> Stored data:

────────────────────

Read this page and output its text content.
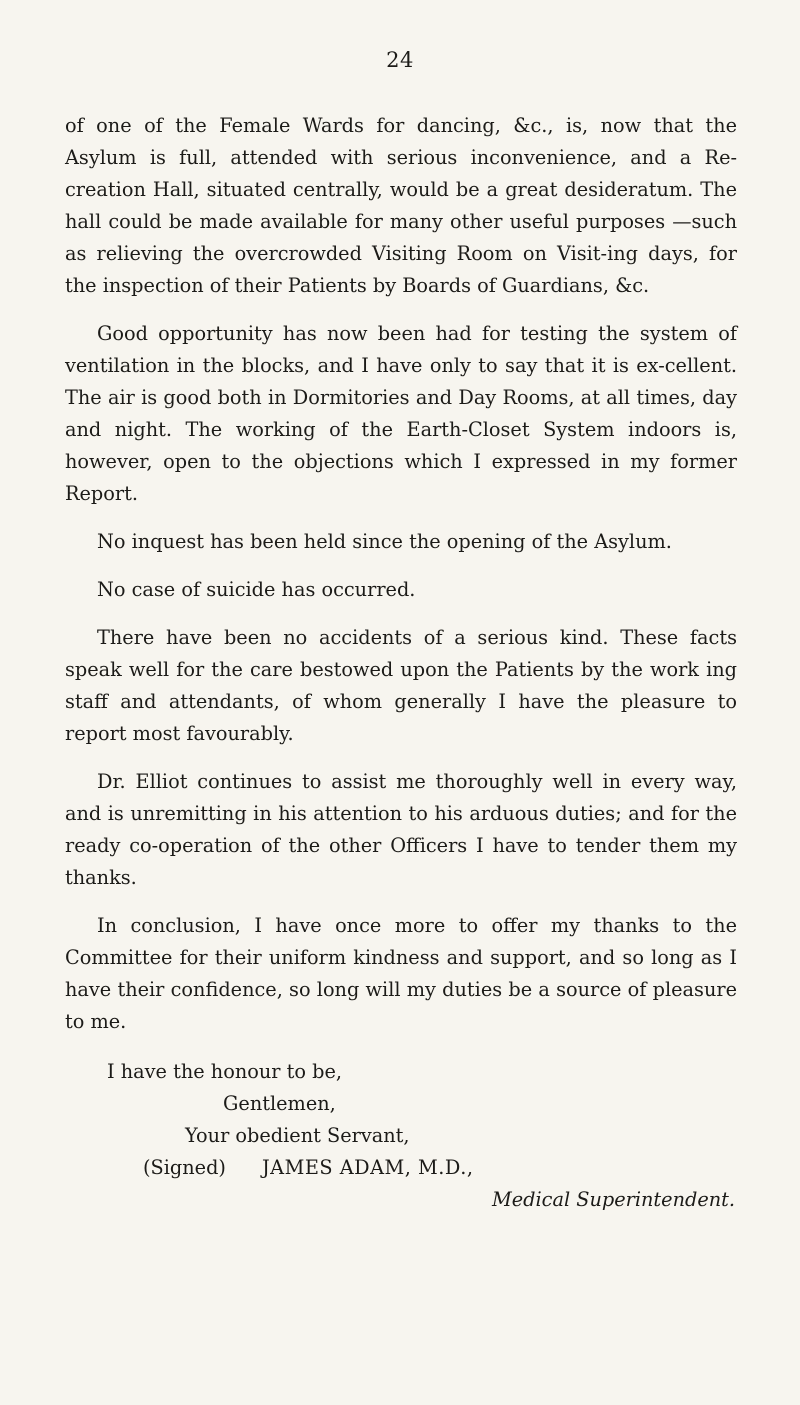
24

of one of the Female Wards for dancing, &c., is, now that the Asylum is full, attended with serious inconvenience, and a Re-creation Hall, situated centrally, would be a great desideratum. The hall could be made available for many other useful purposes —such as relieving the overcrowded Visiting Room on Visit-ing days, for the inspection of their Patients by Boards of Guardians, &c.

Good opportunity has now been had for testing the system of ventilation in the blocks, and I have only to say that it is ex-cellent. The air is good both in Dormitories and Day Rooms, at all times, day and night. The working of the Earth-Closet System indoors is, however, open to the objections which I expressed in my former Report.

No inquest has been held since the opening of the Asylum.

No case of suicide has occurred.

There have been no accidents of a serious kind. These facts speak well for the care bestowed upon the Patients by the work ing staff and attendants, of whom generally I have the pleasure to report most favourably.

Dr. Elliot continues to assist me thoroughly well in every way, and is unremitting in his attention to his arduous duties; and for the ready co-operation of the other Officers I have to tender them my thanks.

In conclusion, I have once more to offer my thanks to the Committee for their uniform kindness and support, and so long as I have their confidence, so long will my duties be a source of pleasure to me.

I have the honour to be,
Gentlemen,
Your obedient Servant,
(Signed) JAMES ADAM, M.D.,
Medical Superintendent.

────────────────────

> PROBLEM DESCRIPTION:
Retype the data above exactly; pictures are not part of the copy.

> WRITTEN RESPONSE:
Read this page and output its text content.
24

of one of the Female Wards for dancing, &c., is, now that the Asylum is full, attended with serious inconvenience, and a Re-creation Hall, situated centrally, would be a great desideratum. The hall could be made available for many other useful purposes —such as relieving the overcrowded Visiting Room on Visit-ing days, for the inspection of their Patients by Boards of Guardians, &c.

Good opportunity has now been had for testing the system of ventilation in the blocks, and I have only to say that it is ex-cellent. The air is good both in Dormitories and Day Rooms, at all times, day and night. The working of the Earth-Closet System indoors is, however, open to the objections which I expressed in my former Report.

No inquest has been held since the opening of the Asylum.

No case of suicide has occurred.

There have been no accidents of a serious kind. These facts speak well for the care bestowed upon the Patients by the work ing staff and attendants, of whom generally I have the pleasure to report most favourably.

Dr. Elliot continues to assist me thoroughly well in every way, and is unremitting in his attention to his arduous duties; and for the ready co-operation of the other Officers I have to tender them my thanks.

In conclusion, I have once more to offer my thanks to the Committee for their uniform kindness and support, and so long as I have their confidence, so long will my duties be a source of pleasure to me.

I have the honour to be,
Gentlemen,
Your obedient Servant,
(Signed) JAMES ADAM, M.D.,
Medical Superintendent.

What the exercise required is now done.